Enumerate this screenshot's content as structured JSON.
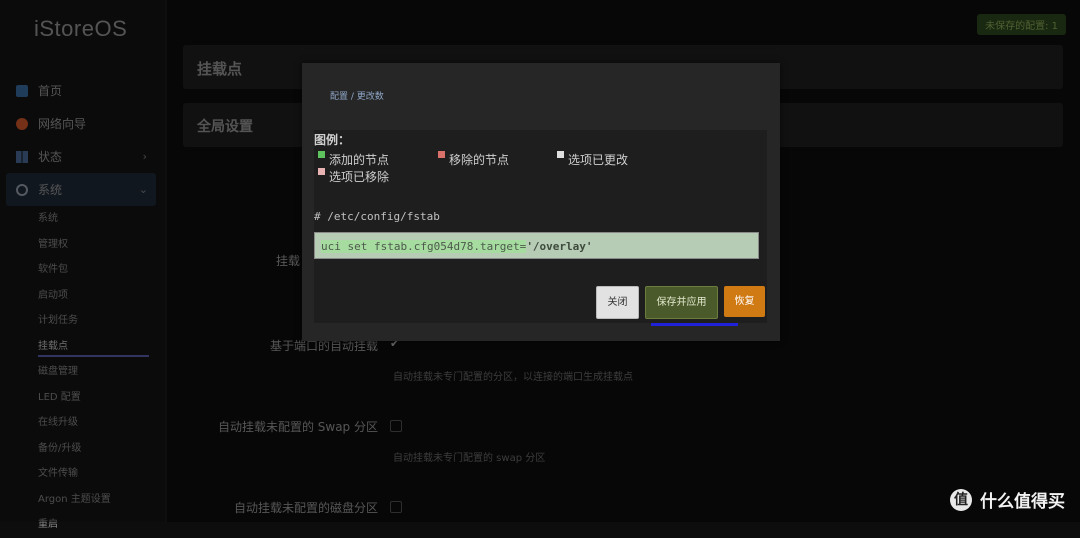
{
  "brand": "iStoreOS",
  "sidebar": {
    "items": [
      {
        "label": "首页",
        "icon": "home-icon"
      },
      {
        "label": "网络向导",
        "icon": "wizard-icon"
      },
      {
        "label": "状态",
        "icon": "status-icon"
      },
      {
        "label": "系统",
        "icon": "gear-icon"
      }
    ],
    "sub": [
      "系统",
      "管理权",
      "软件包",
      "启动项",
      "计划任务",
      "挂载点",
      "磁盘管理",
      "LED 配置",
      "在线升级",
      "备份/升级",
      "文件传输",
      "Argon 主题设置",
      "重启"
    ]
  },
  "unsaved_badge": "未保存的配置: 1",
  "page": {
    "title": "挂载点",
    "section": "全局设置",
    "fields": [
      {
        "label": "挂载",
        "help": ""
      },
      {
        "label": "基于端口的自动挂载",
        "help": "自动挂载未专门配置的分区，以连接的端口生成挂载点",
        "checked": true
      },
      {
        "label": "自动挂载未配置的 Swap 分区",
        "help": "自动挂载未专门配置的 swap 分区",
        "checked": false
      },
      {
        "label": "自动挂载未配置的磁盘分区",
        "checked": false
      }
    ]
  },
  "modal": {
    "breadcrumb": "配置 / 更改数",
    "legend_title": "图例：",
    "legend": {
      "added": "添加的节点",
      "removed": "移除的节点",
      "changed": "选项已更改",
      "option_removed": "选项已移除"
    },
    "path": "# /etc/config/fstab",
    "code_prefix": "uci set fstab.cfg054d78.target=",
    "code_value": "'/overlay'",
    "buttons": {
      "close": "关闭",
      "save": "保存并应用",
      "revert": "恢复"
    }
  },
  "watermark": {
    "icon_text": "值",
    "text": "什么值得买"
  },
  "colors": {
    "save_button": "#4a5a2a",
    "revert_button": "#d07a14",
    "added": "#5ec25e",
    "removed": "#d9706a"
  }
}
+++
**Stated exercise**
The entries above are to be returned exactly, without their pictures.

**Task response**
Enumerate this screenshot's content as structured JSON.
{
  "brand": "iStoreOS",
  "sidebar": {
    "items": [
      {
        "label": "首页",
        "icon": "home-icon"
      },
      {
        "label": "网络向导",
        "icon": "wizard-icon"
      },
      {
        "label": "状态",
        "icon": "status-icon"
      },
      {
        "label": "系统",
        "icon": "gear-icon"
      }
    ],
    "sub": [
      "系统",
      "管理权",
      "软件包",
      "启动项",
      "计划任务",
      "挂载点",
      "磁盘管理",
      "LED 配置",
      "在线升级",
      "备份/升级",
      "文件传输",
      "Argon 主题设置",
      "重启"
    ]
  },
  "unsaved_badge": "未保存的配置: 1",
  "page": {
    "title": "挂载点",
    "section": "全局设置",
    "fields": [
      {
        "label": "挂载",
        "help": ""
      },
      {
        "label": "基于端口的自动挂载",
        "help": "自动挂载未专门配置的分区，以连接的端口生成挂载点",
        "checked": true
      },
      {
        "label": "自动挂载未配置的 Swap 分区",
        "help": "自动挂载未专门配置的 swap 分区",
        "checked": false
      },
      {
        "label": "自动挂载未配置的磁盘分区",
        "checked": false
      }
    ]
  },
  "modal": {
    "breadcrumb": "配置 / 更改数",
    "legend_title": "图例：",
    "legend": {
      "added": "添加的节点",
      "removed": "移除的节点",
      "changed": "选项已更改",
      "option_removed": "选项已移除"
    },
    "path": "# /etc/config/fstab",
    "code_prefix": "uci set fstab.cfg054d78.target=",
    "code_value": "'/overlay'",
    "buttons": {
      "close": "关闭",
      "save": "保存并应用",
      "revert": "恢复"
    }
  },
  "watermark": {
    "icon_text": "值",
    "text": "什么值得买"
  },
  "colors": {
    "save_button": "#4a5a2a",
    "revert_button": "#d07a14",
    "added": "#5ec25e",
    "removed": "#d9706a"
  }
}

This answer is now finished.